Examine the entries and show every line in which the word "Reactive" is found.

* Begin Extracted material *

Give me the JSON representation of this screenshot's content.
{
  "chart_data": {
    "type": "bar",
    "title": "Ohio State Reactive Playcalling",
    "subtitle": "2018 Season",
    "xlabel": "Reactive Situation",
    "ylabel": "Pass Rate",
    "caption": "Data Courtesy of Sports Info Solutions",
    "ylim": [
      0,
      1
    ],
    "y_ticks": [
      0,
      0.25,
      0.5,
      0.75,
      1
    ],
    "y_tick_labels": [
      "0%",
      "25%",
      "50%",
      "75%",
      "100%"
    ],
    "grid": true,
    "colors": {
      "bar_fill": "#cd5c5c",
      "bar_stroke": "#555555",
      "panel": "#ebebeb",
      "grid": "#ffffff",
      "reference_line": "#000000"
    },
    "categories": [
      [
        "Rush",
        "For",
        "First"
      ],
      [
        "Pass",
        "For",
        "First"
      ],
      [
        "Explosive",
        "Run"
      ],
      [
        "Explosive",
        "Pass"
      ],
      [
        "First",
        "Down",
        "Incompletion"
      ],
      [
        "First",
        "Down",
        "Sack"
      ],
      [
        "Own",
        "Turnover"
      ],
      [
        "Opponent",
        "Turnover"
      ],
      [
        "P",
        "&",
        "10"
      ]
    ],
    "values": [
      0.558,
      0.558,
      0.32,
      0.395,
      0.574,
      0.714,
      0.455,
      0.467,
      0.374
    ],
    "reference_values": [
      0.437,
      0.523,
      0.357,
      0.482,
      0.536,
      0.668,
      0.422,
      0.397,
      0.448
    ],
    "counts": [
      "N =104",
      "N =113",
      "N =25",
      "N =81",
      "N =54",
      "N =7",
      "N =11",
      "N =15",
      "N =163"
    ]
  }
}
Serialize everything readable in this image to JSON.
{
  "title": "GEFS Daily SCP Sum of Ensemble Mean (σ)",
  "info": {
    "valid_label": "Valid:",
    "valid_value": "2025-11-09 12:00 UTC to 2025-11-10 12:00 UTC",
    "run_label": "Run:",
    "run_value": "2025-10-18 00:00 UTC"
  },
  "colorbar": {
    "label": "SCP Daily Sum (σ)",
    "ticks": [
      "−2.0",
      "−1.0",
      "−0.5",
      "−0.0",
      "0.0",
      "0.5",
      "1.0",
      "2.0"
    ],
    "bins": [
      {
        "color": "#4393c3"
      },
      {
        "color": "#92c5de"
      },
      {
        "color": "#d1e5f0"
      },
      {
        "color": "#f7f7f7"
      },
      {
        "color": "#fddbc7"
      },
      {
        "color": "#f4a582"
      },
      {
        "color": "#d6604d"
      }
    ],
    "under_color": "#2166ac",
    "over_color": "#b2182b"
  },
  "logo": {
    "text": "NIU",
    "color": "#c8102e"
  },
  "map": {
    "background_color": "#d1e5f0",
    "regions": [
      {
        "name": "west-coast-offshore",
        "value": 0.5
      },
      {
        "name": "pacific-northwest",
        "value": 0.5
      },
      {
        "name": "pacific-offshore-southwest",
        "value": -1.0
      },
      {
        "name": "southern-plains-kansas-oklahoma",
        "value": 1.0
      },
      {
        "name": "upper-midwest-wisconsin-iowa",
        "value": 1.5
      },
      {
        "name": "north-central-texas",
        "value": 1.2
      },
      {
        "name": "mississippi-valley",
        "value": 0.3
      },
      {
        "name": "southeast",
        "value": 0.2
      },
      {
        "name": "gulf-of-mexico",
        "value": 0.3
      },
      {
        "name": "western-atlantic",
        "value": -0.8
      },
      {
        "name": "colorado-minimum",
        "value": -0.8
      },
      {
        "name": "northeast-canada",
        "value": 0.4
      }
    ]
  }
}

* End Extracted material *

# Solution to this task
    "title": "Ohio State Reactive Playcalling",
    "xlabel": "Reactive Situation",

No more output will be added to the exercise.